• Direction:
Send each entry back exactly as given, pictures excluded.

• Recorded data:
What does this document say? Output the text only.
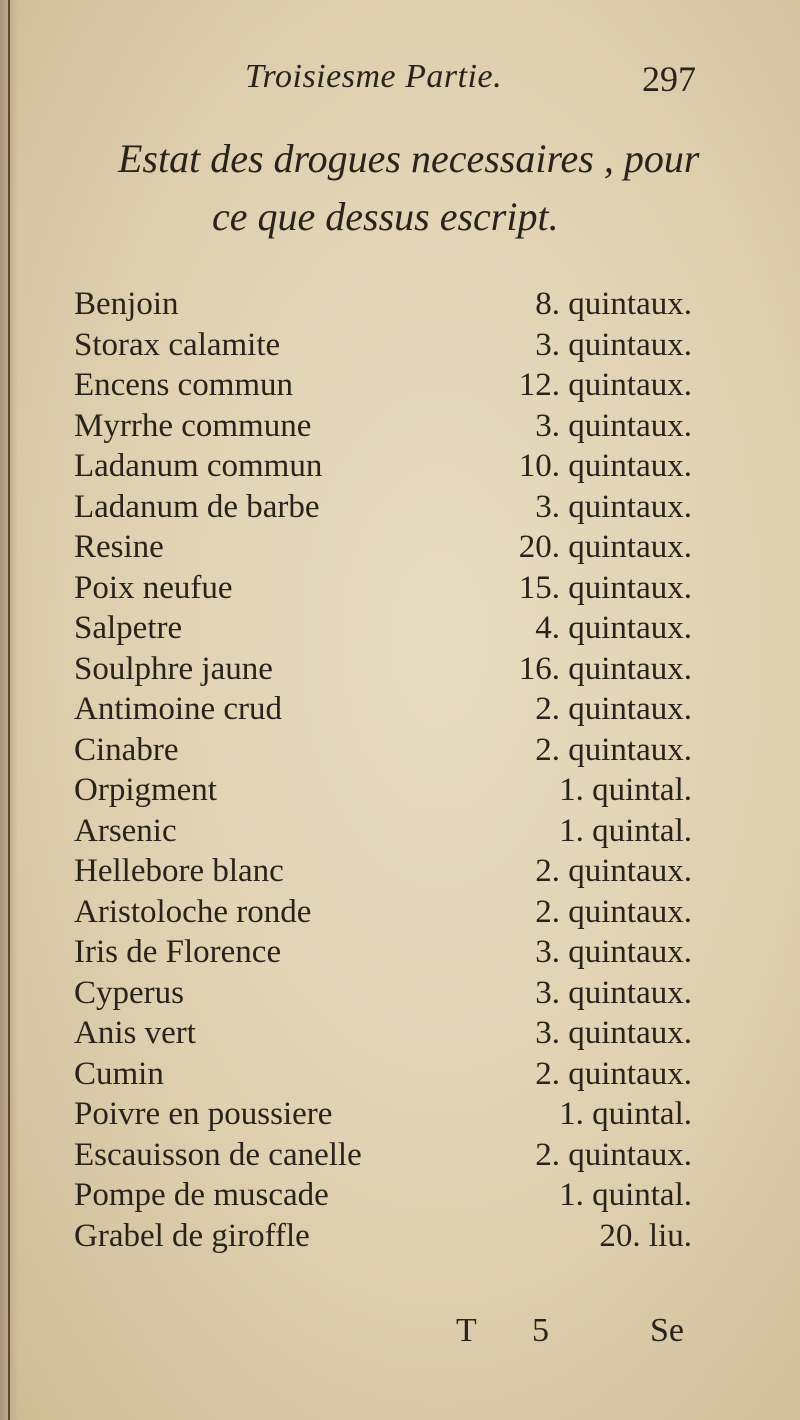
Troisiesme Partie.	297
Estat des drogues necessaires , pour
ce que dessus escript.
Benjoin	8. quintaux.
Storax calamite	3. quintaux.
Encens commun	12. quintaux.
Myrrhe commune	3. quintaux.
Ladanum commun	10. quintaux.
Ladanum de barbe	3. quintaux.
Resine	20. quintaux.
Poix neufue	15. quintaux.
Salpetre	4. quintaux.
Soulphre jaune	16. quintaux.
Antimoine crud	2. quintaux.
Cinabre	2. quintaux.
Orpigment	1. quintal.
Arsenic	1. quintal.
Hellebore blanc	2. quintaux.
Aristoloche ronde	2. quintaux.
Iris de Florence	3. quintaux.
Cyperus	3. quintaux.
Anis vert	3. quintaux.
Cumin	2. quintaux.
Poivre en poussiere	1. quintal.
Escauisson de canelle	2. quintaux.
Pompe de muscade	1. quintal.
Grabel de giroffle	20. liu.
T 5	Se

• Exercise output:
What does this document say? Output the text only.
Troisiesme Partie.	297
Estat des drogues necessaires , pour
ce que dessus escript.
Benjoin	8. quintaux.
Storax calamite	3. quintaux.
Encens commun	12. quintaux.
Myrrhe commune	3. quintaux.
Ladanum commun	10. quintaux.
Ladanum de barbe	3. quintaux.
Resine	20. quintaux.
Poix neufue	15. quintaux.
Salpetre	4. quintaux.
Soulphre jaune	16. quintaux.
Antimoine crud	2. quintaux.
Cinabre	2. quintaux.
Orpigment	1. quintal.
Arsenic	1. quintal.
Hellebore blanc	2. quintaux.
Aristoloche ronde	2. quintaux.
Iris de Florence	3. quintaux.
Cyperus	3. quintaux.
Anis vert	3. quintaux.
Cumin	2. quintaux.
Poivre en poussiere	1. quintal.
Escauisson de canelle	2. quintaux.
Pompe de muscade	1. quintal.
Grabel de giroffle	20. liu.
T 5	Se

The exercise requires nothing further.